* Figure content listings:

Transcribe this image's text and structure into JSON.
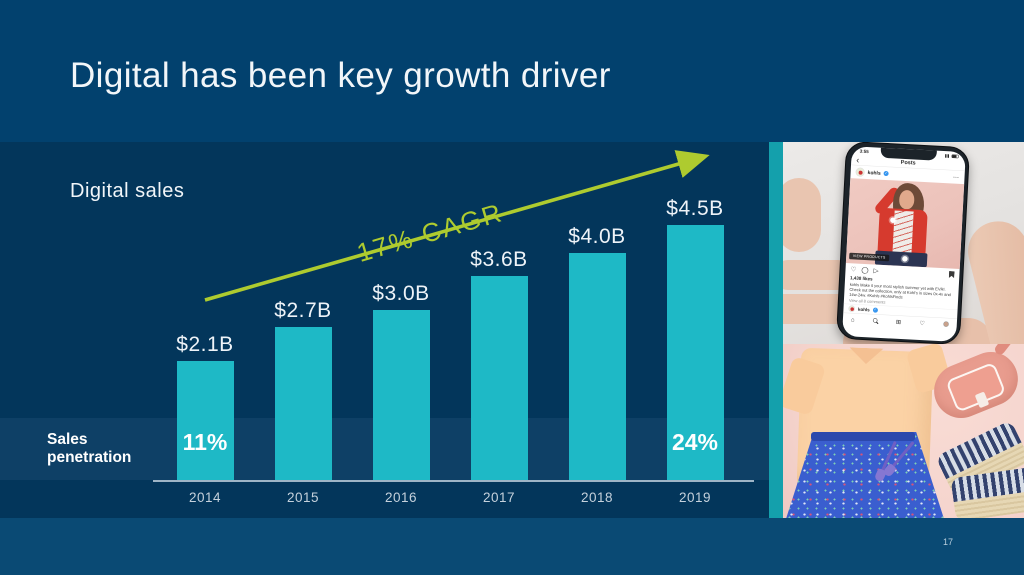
{
  "slide": {
    "title": "Digital has been key growth driver",
    "page_number": "17"
  },
  "chart": {
    "label": "Digital sales",
    "penetration_label": "Sales penetration",
    "annotation": "17% CAGR"
  },
  "chart_data": {
    "type": "bar",
    "title": "Digital sales",
    "unit": "USD billions",
    "categories": [
      "2014",
      "2015",
      "2016",
      "2017",
      "2018",
      "2019"
    ],
    "values": [
      2.1,
      2.7,
      3.0,
      3.6,
      4.0,
      4.5
    ],
    "value_labels": [
      "$2.1B",
      "$2.7B",
      "$3.0B",
      "$3.6B",
      "$4.0B",
      "$4.5B"
    ],
    "annotation": "17% CAGR",
    "penetration_row_label": "Sales penetration",
    "penetration": [
      "11%",
      "",
      "",
      "",
      "",
      "24%"
    ],
    "xlabel": "",
    "ylabel": "",
    "ylim": [
      0,
      4.5
    ],
    "grid": false,
    "legend": false
  },
  "colors": {
    "band_blue": "#02416e",
    "footer_blue": "#0a4a74",
    "chart_bg": "#03365b",
    "stripe_bg": "#0e4066",
    "bar_teal": "#1eb9c6",
    "strip_teal": "#14a0ac",
    "arrow_green": "#aecb2f",
    "text_white": "#f2f6f9"
  },
  "photos": {
    "instagram": {
      "status_time": "3:55",
      "nav_title": "Posts",
      "username": "kohls",
      "view_products_label": "VIEW PRODUCTS",
      "likes": "1,438 likes",
      "caption": "kohls Make it your most stylish summer yet with EVRI. Check out the collection, only at Kohl's in sizes 0x-4x and 14w-24w. #Kohls #KohlsFinds",
      "comments_link": "View all 8 comments",
      "username_second": "kohls"
    }
  }
}
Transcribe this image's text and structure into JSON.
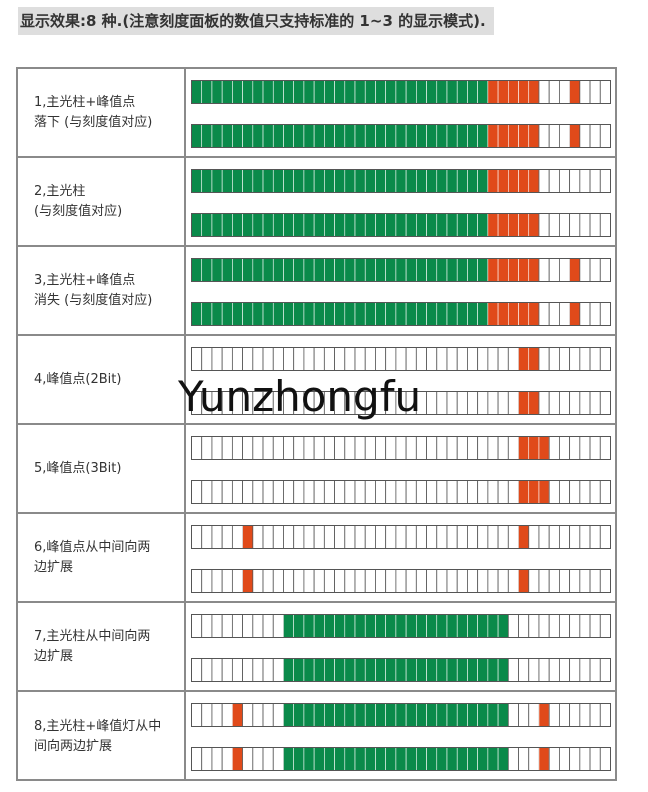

* What the task requires: Reproduce the material in full, word for word, and omit the pictures.

* Response to this task:
Transcribe this image's text and structure into JSON.
{
  "slide": {
    "title": "Digital has been key growth driver",
    "page_number": "17"
  },
  "chart": {
    "label": "Digital sales",
    "penetration_label": "Sales penetration",
    "annotation": "17% CAGR"
  },
  "chart_data": {
    "type": "bar",
    "title": "Digital sales",
    "unit": "USD billions",
    "categories": [
      "2014",
      "2015",
      "2016",
      "2017",
      "2018",
      "2019"
    ],
    "values": [
      2.1,
      2.7,
      3.0,
      3.6,
      4.0,
      4.5
    ],
    "value_labels": [
      "$2.1B",
      "$2.7B",
      "$3.0B",
      "$3.6B",
      "$4.0B",
      "$4.5B"
    ],
    "annotation": "17% CAGR",
    "penetration_row_label": "Sales penetration",
    "penetration": [
      "11%",
      "",
      "",
      "",
      "",
      "24%"
    ],
    "xlabel": "",
    "ylabel": "",
    "ylim": [
      0,
      4.5
    ],
    "grid": false,
    "legend": false
  },
  "colors": {
    "band_blue": "#02416e",
    "footer_blue": "#0a4a74",
    "chart_bg": "#03365b",
    "stripe_bg": "#0e4066",
    "bar_teal": "#1eb9c6",
    "strip_teal": "#14a0ac",
    "arrow_green": "#aecb2f",
    "text_white": "#f2f6f9"
  },
  "photos": {
    "instagram": {
      "status_time": "3:55",
      "nav_title": "Posts",
      "username": "kohls",
      "view_products_label": "VIEW PRODUCTS",
      "likes": "1,438 likes",
      "caption": "kohls Make it your most stylish summer yet with EVRI. Check out the collection, only at Kohl's in sizes 0x-4x and 14w-24w. #Kohls #KohlsFinds",
      "comments_link": "View all 8 comments",
      "username_second": "kohls"
    }
  }
}
Transcribe this image's text and structure into JSON.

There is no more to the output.